● Records supplied:
····················

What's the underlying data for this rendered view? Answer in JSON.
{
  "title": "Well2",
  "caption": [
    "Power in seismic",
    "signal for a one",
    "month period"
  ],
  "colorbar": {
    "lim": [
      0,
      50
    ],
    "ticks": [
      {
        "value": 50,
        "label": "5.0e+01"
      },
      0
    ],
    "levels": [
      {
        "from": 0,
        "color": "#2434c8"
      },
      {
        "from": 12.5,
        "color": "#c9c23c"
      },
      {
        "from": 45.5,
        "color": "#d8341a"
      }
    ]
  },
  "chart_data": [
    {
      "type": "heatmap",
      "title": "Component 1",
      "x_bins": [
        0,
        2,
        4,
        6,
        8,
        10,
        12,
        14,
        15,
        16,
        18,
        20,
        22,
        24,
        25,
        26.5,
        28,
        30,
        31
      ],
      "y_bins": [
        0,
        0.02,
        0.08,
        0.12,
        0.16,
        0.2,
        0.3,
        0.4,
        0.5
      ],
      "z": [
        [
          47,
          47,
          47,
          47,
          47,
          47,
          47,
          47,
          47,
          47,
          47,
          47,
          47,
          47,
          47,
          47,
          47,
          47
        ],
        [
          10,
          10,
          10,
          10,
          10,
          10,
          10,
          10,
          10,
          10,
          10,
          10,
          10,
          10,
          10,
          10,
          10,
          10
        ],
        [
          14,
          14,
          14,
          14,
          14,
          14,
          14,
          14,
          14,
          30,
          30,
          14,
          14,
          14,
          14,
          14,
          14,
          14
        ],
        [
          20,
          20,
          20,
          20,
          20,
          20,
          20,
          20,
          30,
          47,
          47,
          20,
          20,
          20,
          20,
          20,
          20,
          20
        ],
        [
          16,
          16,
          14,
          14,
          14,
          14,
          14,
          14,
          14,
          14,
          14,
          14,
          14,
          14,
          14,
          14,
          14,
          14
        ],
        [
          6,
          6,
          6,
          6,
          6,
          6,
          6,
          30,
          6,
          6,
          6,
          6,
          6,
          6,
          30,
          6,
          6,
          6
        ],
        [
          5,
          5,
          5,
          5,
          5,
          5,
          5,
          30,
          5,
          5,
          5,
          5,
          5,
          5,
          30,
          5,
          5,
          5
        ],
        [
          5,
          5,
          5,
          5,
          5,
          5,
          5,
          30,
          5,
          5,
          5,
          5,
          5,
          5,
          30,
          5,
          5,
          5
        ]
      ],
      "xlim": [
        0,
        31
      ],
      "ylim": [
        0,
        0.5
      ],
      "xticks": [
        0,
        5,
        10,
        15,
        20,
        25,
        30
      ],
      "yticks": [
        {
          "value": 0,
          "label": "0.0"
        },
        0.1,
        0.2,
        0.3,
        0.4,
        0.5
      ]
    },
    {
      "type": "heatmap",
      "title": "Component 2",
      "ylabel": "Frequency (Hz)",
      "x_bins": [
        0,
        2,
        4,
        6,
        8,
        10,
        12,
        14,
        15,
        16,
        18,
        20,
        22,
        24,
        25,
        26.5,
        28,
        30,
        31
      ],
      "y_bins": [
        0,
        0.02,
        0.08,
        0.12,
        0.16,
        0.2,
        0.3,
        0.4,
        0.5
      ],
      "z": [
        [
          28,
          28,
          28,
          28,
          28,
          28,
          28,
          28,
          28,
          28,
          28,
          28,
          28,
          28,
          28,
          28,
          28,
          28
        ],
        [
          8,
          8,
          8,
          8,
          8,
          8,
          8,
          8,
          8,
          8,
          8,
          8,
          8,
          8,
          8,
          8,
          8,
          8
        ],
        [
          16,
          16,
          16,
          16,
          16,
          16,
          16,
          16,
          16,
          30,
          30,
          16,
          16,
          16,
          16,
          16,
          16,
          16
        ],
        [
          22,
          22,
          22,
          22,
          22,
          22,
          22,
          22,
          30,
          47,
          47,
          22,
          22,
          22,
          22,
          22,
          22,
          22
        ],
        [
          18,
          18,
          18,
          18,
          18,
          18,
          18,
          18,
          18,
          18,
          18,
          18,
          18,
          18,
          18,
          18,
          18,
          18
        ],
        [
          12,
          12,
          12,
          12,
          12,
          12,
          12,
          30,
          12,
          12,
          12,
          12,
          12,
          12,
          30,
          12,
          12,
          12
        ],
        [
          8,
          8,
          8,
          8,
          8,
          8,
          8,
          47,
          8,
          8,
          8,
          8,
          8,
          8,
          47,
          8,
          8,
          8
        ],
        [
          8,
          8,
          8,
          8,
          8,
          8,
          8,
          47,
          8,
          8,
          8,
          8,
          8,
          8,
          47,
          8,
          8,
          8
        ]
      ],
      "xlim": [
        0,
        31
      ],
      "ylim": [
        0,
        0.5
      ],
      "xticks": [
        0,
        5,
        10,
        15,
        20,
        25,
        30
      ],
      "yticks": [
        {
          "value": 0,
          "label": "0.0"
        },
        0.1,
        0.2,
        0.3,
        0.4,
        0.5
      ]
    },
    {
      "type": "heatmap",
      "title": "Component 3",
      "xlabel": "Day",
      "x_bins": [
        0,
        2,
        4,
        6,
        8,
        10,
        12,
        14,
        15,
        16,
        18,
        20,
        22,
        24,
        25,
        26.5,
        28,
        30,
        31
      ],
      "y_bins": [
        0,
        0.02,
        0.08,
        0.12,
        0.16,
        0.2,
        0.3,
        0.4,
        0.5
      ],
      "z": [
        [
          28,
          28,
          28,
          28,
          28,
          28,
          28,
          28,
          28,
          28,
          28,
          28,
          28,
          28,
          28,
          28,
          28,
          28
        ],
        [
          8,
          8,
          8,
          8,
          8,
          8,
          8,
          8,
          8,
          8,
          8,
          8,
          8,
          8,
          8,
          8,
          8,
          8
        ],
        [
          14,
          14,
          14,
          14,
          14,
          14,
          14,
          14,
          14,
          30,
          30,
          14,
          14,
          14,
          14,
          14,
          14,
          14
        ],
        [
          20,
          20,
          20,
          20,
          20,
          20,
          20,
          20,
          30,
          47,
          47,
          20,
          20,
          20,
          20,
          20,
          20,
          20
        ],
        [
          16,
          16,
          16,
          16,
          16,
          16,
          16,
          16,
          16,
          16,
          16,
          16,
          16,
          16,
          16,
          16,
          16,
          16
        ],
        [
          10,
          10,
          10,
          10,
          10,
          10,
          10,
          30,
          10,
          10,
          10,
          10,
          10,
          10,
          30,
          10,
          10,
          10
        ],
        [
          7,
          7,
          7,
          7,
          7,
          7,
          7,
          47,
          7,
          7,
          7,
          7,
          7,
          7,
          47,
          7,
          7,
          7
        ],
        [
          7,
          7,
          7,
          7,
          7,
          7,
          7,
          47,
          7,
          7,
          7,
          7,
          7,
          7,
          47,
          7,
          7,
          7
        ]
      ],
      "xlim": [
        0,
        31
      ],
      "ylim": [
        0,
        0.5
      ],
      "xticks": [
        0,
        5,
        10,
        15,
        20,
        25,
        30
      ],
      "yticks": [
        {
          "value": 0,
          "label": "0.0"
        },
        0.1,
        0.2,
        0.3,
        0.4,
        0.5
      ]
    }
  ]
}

····················

● What you are asked to do:
Repeat each entry word for word.

● The reply:
What's the underlying data for this rendered view? Answer in JSON.
{
  "title": "Well2",
  "caption": [
    "Power in seismic",
    "signal for a one",
    "month period"
  ],
  "colorbar": {
    "lim": [
      0,
      50
    ],
    "ticks": [
      {
        "value": 50,
        "label": "5.0e+01"
      },
      0
    ],
    "levels": [
      {
        "from": 0,
        "color": "#2434c8"
      },
      {
        "from": 12.5,
        "color": "#c9c23c"
      },
      {
        "from": 45.5,
        "color": "#d8341a"
      }
    ]
  },
  "chart_data": [
    {
      "type": "heatmap",
      "title": "Component 1",
      "x_bins": [
        0,
        2,
        4,
        6,
        8,
        10,
        12,
        14,
        15,
        16,
        18,
        20,
        22,
        24,
        25,
        26.5,
        28,
        30,
        31
      ],
      "y_bins": [
        0,
        0.02,
        0.08,
        0.12,
        0.16,
        0.2,
        0.3,
        0.4,
        0.5
      ],
      "z": [
        [
          47,
          47,
          47,
          47,
          47,
          47,
          47,
          47,
          47,
          47,
          47,
          47,
          47,
          47,
          47,
          47,
          47,
          47
        ],
        [
          10,
          10,
          10,
          10,
          10,
          10,
          10,
          10,
          10,
          10,
          10,
          10,
          10,
          10,
          10,
          10,
          10,
          10
        ],
        [
          14,
          14,
          14,
          14,
          14,
          14,
          14,
          14,
          14,
          30,
          30,
          14,
          14,
          14,
          14,
          14,
          14,
          14
        ],
        [
          20,
          20,
          20,
          20,
          20,
          20,
          20,
          20,
          30,
          47,
          47,
          20,
          20,
          20,
          20,
          20,
          20,
          20
        ],
        [
          16,
          16,
          14,
          14,
          14,
          14,
          14,
          14,
          14,
          14,
          14,
          14,
          14,
          14,
          14,
          14,
          14,
          14
        ],
        [
          6,
          6,
          6,
          6,
          6,
          6,
          6,
          30,
          6,
          6,
          6,
          6,
          6,
          6,
          30,
          6,
          6,
          6
        ],
        [
          5,
          5,
          5,
          5,
          5,
          5,
          5,
          30,
          5,
          5,
          5,
          5,
          5,
          5,
          30,
          5,
          5,
          5
        ],
        [
          5,
          5,
          5,
          5,
          5,
          5,
          5,
          30,
          5,
          5,
          5,
          5,
          5,
          5,
          30,
          5,
          5,
          5
        ]
      ],
      "xlim": [
        0,
        31
      ],
      "ylim": [
        0,
        0.5
      ],
      "xticks": [
        0,
        5,
        10,
        15,
        20,
        25,
        30
      ],
      "yticks": [
        {
          "value": 0,
          "label": "0.0"
        },
        0.1,
        0.2,
        0.3,
        0.4,
        0.5
      ]
    },
    {
      "type": "heatmap",
      "title": "Component 2",
      "ylabel": "Frequency (Hz)",
      "x_bins": [
        0,
        2,
        4,
        6,
        8,
        10,
        12,
        14,
        15,
        16,
        18,
        20,
        22,
        24,
        25,
        26.5,
        28,
        30,
        31
      ],
      "y_bins": [
        0,
        0.02,
        0.08,
        0.12,
        0.16,
        0.2,
        0.3,
        0.4,
        0.5
      ],
      "z": [
        [
          28,
          28,
          28,
          28,
          28,
          28,
          28,
          28,
          28,
          28,
          28,
          28,
          28,
          28,
          28,
          28,
          28,
          28
        ],
        [
          8,
          8,
          8,
          8,
          8,
          8,
          8,
          8,
          8,
          8,
          8,
          8,
          8,
          8,
          8,
          8,
          8,
          8
        ],
        [
          16,
          16,
          16,
          16,
          16,
          16,
          16,
          16,
          16,
          30,
          30,
          16,
          16,
          16,
          16,
          16,
          16,
          16
        ],
        [
          22,
          22,
          22,
          22,
          22,
          22,
          22,
          22,
          30,
          47,
          47,
          22,
          22,
          22,
          22,
          22,
          22,
          22
        ],
        [
          18,
          18,
          18,
          18,
          18,
          18,
          18,
          18,
          18,
          18,
          18,
          18,
          18,
          18,
          18,
          18,
          18,
          18
        ],
        [
          12,
          12,
          12,
          12,
          12,
          12,
          12,
          30,
          12,
          12,
          12,
          12,
          12,
          12,
          30,
          12,
          12,
          12
        ],
        [
          8,
          8,
          8,
          8,
          8,
          8,
          8,
          47,
          8,
          8,
          8,
          8,
          8,
          8,
          47,
          8,
          8,
          8
        ],
        [
          8,
          8,
          8,
          8,
          8,
          8,
          8,
          47,
          8,
          8,
          8,
          8,
          8,
          8,
          47,
          8,
          8,
          8
        ]
      ],
      "xlim": [
        0,
        31
      ],
      "ylim": [
        0,
        0.5
      ],
      "xticks": [
        0,
        5,
        10,
        15,
        20,
        25,
        30
      ],
      "yticks": [
        {
          "value": 0,
          "label": "0.0"
        },
        0.1,
        0.2,
        0.3,
        0.4,
        0.5
      ]
    },
    {
      "type": "heatmap",
      "title": "Component 3",
      "xlabel": "Day",
      "x_bins": [
        0,
        2,
        4,
        6,
        8,
        10,
        12,
        14,
        15,
        16,
        18,
        20,
        22,
        24,
        25,
        26.5,
        28,
        30,
        31
      ],
      "y_bins": [
        0,
        0.02,
        0.08,
        0.12,
        0.16,
        0.2,
        0.3,
        0.4,
        0.5
      ],
      "z": [
        [
          28,
          28,
          28,
          28,
          28,
          28,
          28,
          28,
          28,
          28,
          28,
          28,
          28,
          28,
          28,
          28,
          28,
          28
        ],
        [
          8,
          8,
          8,
          8,
          8,
          8,
          8,
          8,
          8,
          8,
          8,
          8,
          8,
          8,
          8,
          8,
          8,
          8
        ],
        [
          14,
          14,
          14,
          14,
          14,
          14,
          14,
          14,
          14,
          30,
          30,
          14,
          14,
          14,
          14,
          14,
          14,
          14
        ],
        [
          20,
          20,
          20,
          20,
          20,
          20,
          20,
          20,
          30,
          47,
          47,
          20,
          20,
          20,
          20,
          20,
          20,
          20
        ],
        [
          16,
          16,
          16,
          16,
          16,
          16,
          16,
          16,
          16,
          16,
          16,
          16,
          16,
          16,
          16,
          16,
          16,
          16
        ],
        [
          10,
          10,
          10,
          10,
          10,
          10,
          10,
          30,
          10,
          10,
          10,
          10,
          10,
          10,
          30,
          10,
          10,
          10
        ],
        [
          7,
          7,
          7,
          7,
          7,
          7,
          7,
          47,
          7,
          7,
          7,
          7,
          7,
          7,
          47,
          7,
          7,
          7
        ],
        [
          7,
          7,
          7,
          7,
          7,
          7,
          7,
          47,
          7,
          7,
          7,
          7,
          7,
          7,
          47,
          7,
          7,
          7
        ]
      ],
      "xlim": [
        0,
        31
      ],
      "ylim": [
        0,
        0.5
      ],
      "xticks": [
        0,
        5,
        10,
        15,
        20,
        25,
        30
      ],
      "yticks": [
        {
          "value": 0,
          "label": "0.0"
        },
        0.1,
        0.2,
        0.3,
        0.4,
        0.5
      ]
    }
  ]
}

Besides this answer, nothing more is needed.